(Recorded data)

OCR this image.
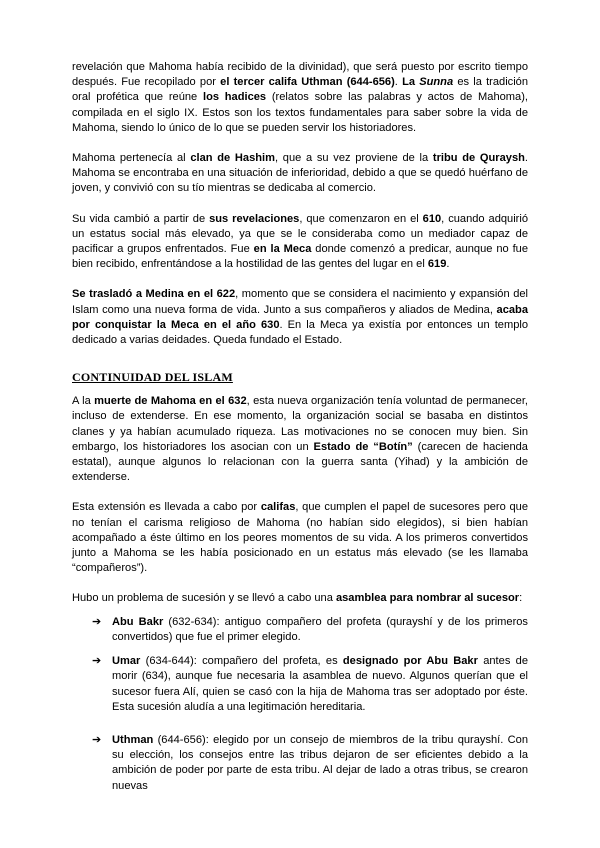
revelación que Mahoma había recibido de la divinidad), que será puesto por escrito tiempo después. Fue recopilado por el tercer califa Uthman (644-656). La Sunna es la tradición oral profética que reúne los hadices (relatos sobre las palabras y actos de Mahoma), compilada en el siglo IX. Estos son los textos fundamentales para saber sobre la vida de Mahoma, siendo lo único de lo que se pueden servir los historiadores.

Mahoma pertenecía al clan de Hashim, que a su vez proviene de la tribu de Quraysh. Mahoma se encontraba en una situación de inferioridad, debido a que se quedó huérfano de joven, y convivió con su tío mientras se dedicaba al comercio.

Su vida cambió a partir de sus revelaciones, que comenzaron en el 610, cuando adquirió un estatus social más elevado, ya que se le consideraba como un mediador capaz de pacificar a grupos enfrentados. Fue en la Meca donde comenzó a predicar, aunque no fue bien recibido, enfrentándose a la hostilidad de las gentes del lugar en el 619.

Se trasladó a Medina en el 622, momento que se considera el nacimiento y expansión del Islam como una nueva forma de vida. Junto a sus compañeros y aliados de Medina, acaba por conquistar la Meca en el año 630. En la Meca ya existía por entonces un templo dedicado a varias deidades. Queda fundado el Estado.

CONTINUIDAD DEL ISLAM

A la muerte de Mahoma en el 632, esta nueva organización tenía voluntad de permanecer, incluso de extenderse. En ese momento, la organización social se basaba en distintos clanes y ya habían acumulado riqueza. Las motivaciones no se conocen muy bien. Sin embargo, los historiadores los asocian con un Estado de “Botín” (carecen de hacienda estatal), aunque algunos lo relacionan con la guerra santa (Yihad) y la ambición de extenderse.

Esta extensión es llevada a cabo por califas, que cumplen el papel de sucesores pero que no tenían el carisma religioso de Mahoma (no habían sido elegidos), si bien habían acompañado a éste último en los peores momentos de su vida. A los primeros convertidos junto a Mahoma se les había posicionado en un estatus más elevado (se les llamaba “compañeros”).

Hubo un problema de sucesión y se llevó a cabo una asamblea para nombrar al sucesor:

➔ Abu Bakr (632-634): antiguo compañero del profeta (qurayshí y de los primeros convertidos) que fue el primer elegido.
➔ Umar (634-644): compañero del profeta, es designado por Abu Bakr antes de morir (634), aunque fue necesaria la asamblea de nuevo. Algunos querían que el sucesor fuera Alí, quien se casó con la hija de Mahoma tras ser adoptado por éste. Esta sucesión aludía a una legitimación hereditaria.
➔ Uthman (644-656): elegido por un consejo de miembros de la tribu qurayshí. Con su elección, los consejos entre las tribus dejaron de ser eficientes debido a la ambición de poder por parte de esta tribu. Al dejar de lado a otras tribus, se crearon nuevas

__What the task asks__. Looking at the entries above, how many lines contain the word "para"? Answer with the number alone.

__Written answer__. 2